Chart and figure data
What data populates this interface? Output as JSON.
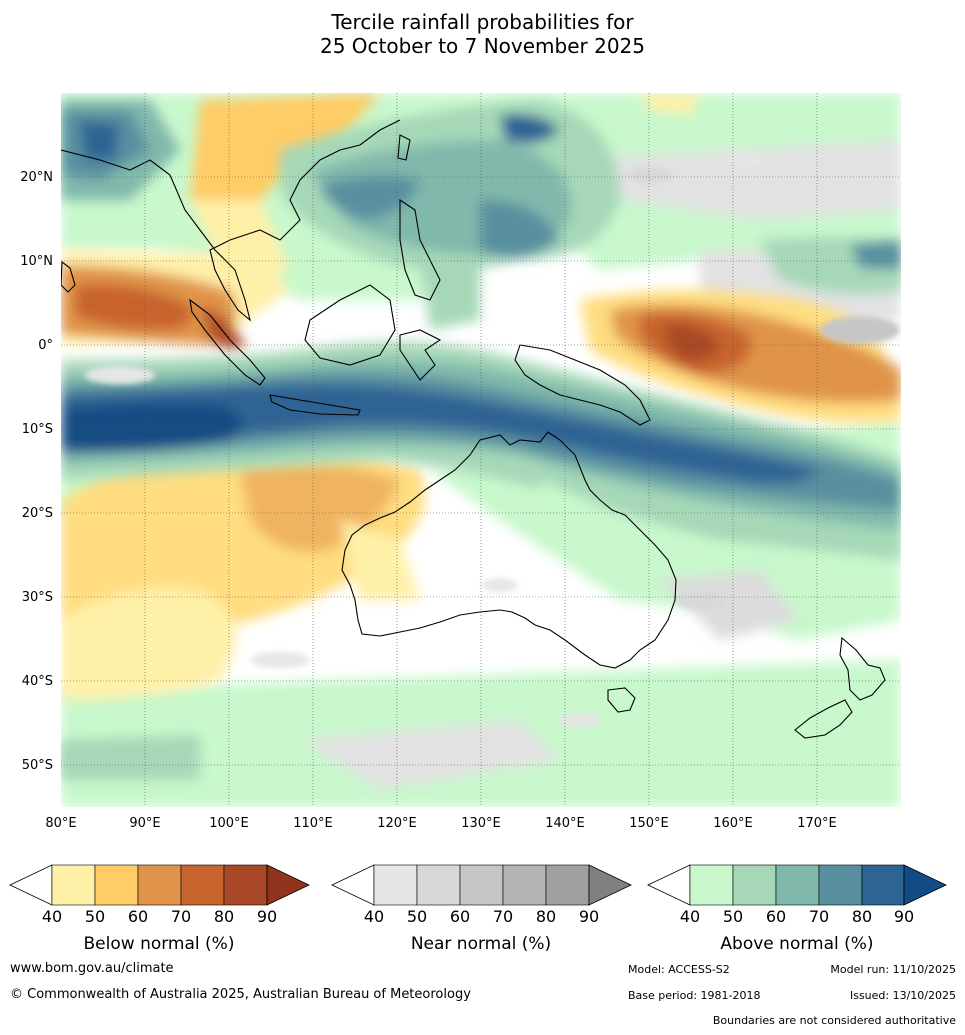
{
  "title": {
    "line1": "Tercile rainfall probabilities for",
    "line2": "25 October to 7 November 2025"
  },
  "map": {
    "lon_labels": [
      "80°E",
      "90°E",
      "100°E",
      "110°E",
      "120°E",
      "130°E",
      "140°E",
      "150°E",
      "160°E",
      "170°E"
    ],
    "lat_labels": [
      "20°N",
      "10°N",
      "0°",
      "10°S",
      "20°S",
      "30°S",
      "40°S",
      "50°S"
    ]
  },
  "colorbars": {
    "below": {
      "title": "Below normal (%)",
      "ticks": [
        "40",
        "50",
        "60",
        "70",
        "80",
        "90"
      ],
      "colors": [
        "#fff0a8",
        "#ffcc66",
        "#e0944a",
        "#c8642e",
        "#a84826",
        "#90341e"
      ]
    },
    "near": {
      "title": "Near normal (%)",
      "ticks": [
        "40",
        "50",
        "60",
        "70",
        "80",
        "90"
      ],
      "colors": [
        "#e6e6e6",
        "#d8d8d8",
        "#c6c6c6",
        "#b4b4b4",
        "#a0a0a0",
        "#808080"
      ]
    },
    "above": {
      "title": "Above normal (%)",
      "ticks": [
        "40",
        "50",
        "60",
        "70",
        "80",
        "90"
      ],
      "colors": [
        "#c8f8cc",
        "#a6d8b8",
        "#80b8ac",
        "#5890a0",
        "#2e6494",
        "#124c84"
      ]
    }
  },
  "footer": {
    "url": "www.bom.gov.au/climate",
    "copyright": "© Commonwealth of Australia 2025, Australian Bureau of Meteorology",
    "model": "Model: ACCESS-S2",
    "model_run": "Model run: 11/10/2025",
    "base_period": "Base period: 1981-2018",
    "issued": "Issued: 13/10/2025",
    "disclaimer": "Boundaries are not considered authoritative"
  }
}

* _STATED GOAL_:
Your task is to return the entries above exactly, with no pictures.

* _WRITTEN SOLUTION_:
What data populates this interface? Output as JSON.
{
  "title": {
    "line1": "Tercile rainfall probabilities for",
    "line2": "25 October to 7 November 2025"
  },
  "map": {
    "lon_labels": [
      "80°E",
      "90°E",
      "100°E",
      "110°E",
      "120°E",
      "130°E",
      "140°E",
      "150°E",
      "160°E",
      "170°E"
    ],
    "lat_labels": [
      "20°N",
      "10°N",
      "0°",
      "10°S",
      "20°S",
      "30°S",
      "40°S",
      "50°S"
    ]
  },
  "colorbars": {
    "below": {
      "title": "Below normal (%)",
      "ticks": [
        "40",
        "50",
        "60",
        "70",
        "80",
        "90"
      ],
      "colors": [
        "#fff0a8",
        "#ffcc66",
        "#e0944a",
        "#c8642e",
        "#a84826",
        "#90341e"
      ]
    },
    "near": {
      "title": "Near normal (%)",
      "ticks": [
        "40",
        "50",
        "60",
        "70",
        "80",
        "90"
      ],
      "colors": [
        "#e6e6e6",
        "#d8d8d8",
        "#c6c6c6",
        "#b4b4b4",
        "#a0a0a0",
        "#808080"
      ]
    },
    "above": {
      "title": "Above normal (%)",
      "ticks": [
        "40",
        "50",
        "60",
        "70",
        "80",
        "90"
      ],
      "colors": [
        "#c8f8cc",
        "#a6d8b8",
        "#80b8ac",
        "#5890a0",
        "#2e6494",
        "#124c84"
      ]
    }
  },
  "footer": {
    "url": "www.bom.gov.au/climate",
    "copyright": "© Commonwealth of Australia 2025, Australian Bureau of Meteorology",
    "model": "Model: ACCESS-S2",
    "model_run": "Model run: 11/10/2025",
    "base_period": "Base period: 1981-2018",
    "issued": "Issued: 13/10/2025",
    "disclaimer": "Boundaries are not considered authoritative"
  }
}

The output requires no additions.